§ Instructions to follow
Under this task are some entries; return every one of them exactly.

§ Data for processing

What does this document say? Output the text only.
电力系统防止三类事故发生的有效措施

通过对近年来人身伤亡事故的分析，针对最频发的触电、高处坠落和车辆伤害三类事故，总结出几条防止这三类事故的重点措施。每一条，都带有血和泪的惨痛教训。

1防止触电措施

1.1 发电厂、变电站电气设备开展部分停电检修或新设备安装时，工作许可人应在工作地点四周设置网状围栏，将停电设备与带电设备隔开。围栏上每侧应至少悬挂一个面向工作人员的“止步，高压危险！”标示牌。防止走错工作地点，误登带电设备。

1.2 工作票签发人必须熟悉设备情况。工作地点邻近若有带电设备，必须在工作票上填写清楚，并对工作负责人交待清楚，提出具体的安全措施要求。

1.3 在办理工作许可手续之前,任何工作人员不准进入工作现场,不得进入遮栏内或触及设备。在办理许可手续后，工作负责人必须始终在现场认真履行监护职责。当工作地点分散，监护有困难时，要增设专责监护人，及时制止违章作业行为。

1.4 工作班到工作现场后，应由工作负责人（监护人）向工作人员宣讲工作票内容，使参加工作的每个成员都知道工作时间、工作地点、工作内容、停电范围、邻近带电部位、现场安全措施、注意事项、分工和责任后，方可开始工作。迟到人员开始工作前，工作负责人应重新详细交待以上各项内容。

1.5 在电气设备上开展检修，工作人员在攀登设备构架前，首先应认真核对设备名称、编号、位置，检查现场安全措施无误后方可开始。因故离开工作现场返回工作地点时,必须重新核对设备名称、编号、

§ Exercise answer
What does this document say? Output the text only.
电力系统防止三类事故发生的有效措施

通过对近年来人身伤亡事故的分析，针对最频发的触电、高处坠落和车辆伤害三类事故，总结出几条防止这三类事故的重点措施。每一条，都带有血和泪的惨痛教训。

1防止触电措施

1.1 发电厂、变电站电气设备开展部分停电检修或新设备安装时，工作许可人应在工作地点四周设置网状围栏，将停电设备与带电设备隔开。围栏上每侧应至少悬挂一个面向工作人员的“止步，高压危险！”标示牌。防止走错工作地点，误登带电设备。

1.2 工作票签发人必须熟悉设备情况。工作地点邻近若有带电设备，必须在工作票上填写清楚，并对工作负责人交待清楚，提出具体的安全措施要求。

1.3 在办理工作许可手续之前,任何工作人员不准进入工作现场,不得进入遮栏内或触及设备。在办理许可手续后，工作负责人必须始终在现场认真履行监护职责。当工作地点分散，监护有困难时，要增设专责监护人，及时制止违章作业行为。

1.4 工作班到工作现场后，应由工作负责人（监护人）向工作人员宣讲工作票内容，使参加工作的每个成员都知道工作时间、工作地点、工作内容、停电范围、邻近带电部位、现场安全措施、注意事项、分工和责任后，方可开始工作。迟到人员开始工作前，工作负责人应重新详细交待以上各项内容。

1.5 在电气设备上开展检修，工作人员在攀登设备构架前，首先应认真核对设备名称、编号、位置，检查现场安全措施无误后方可开始。因故离开工作现场返回工作地点时,必须重新核对设备名称、编号、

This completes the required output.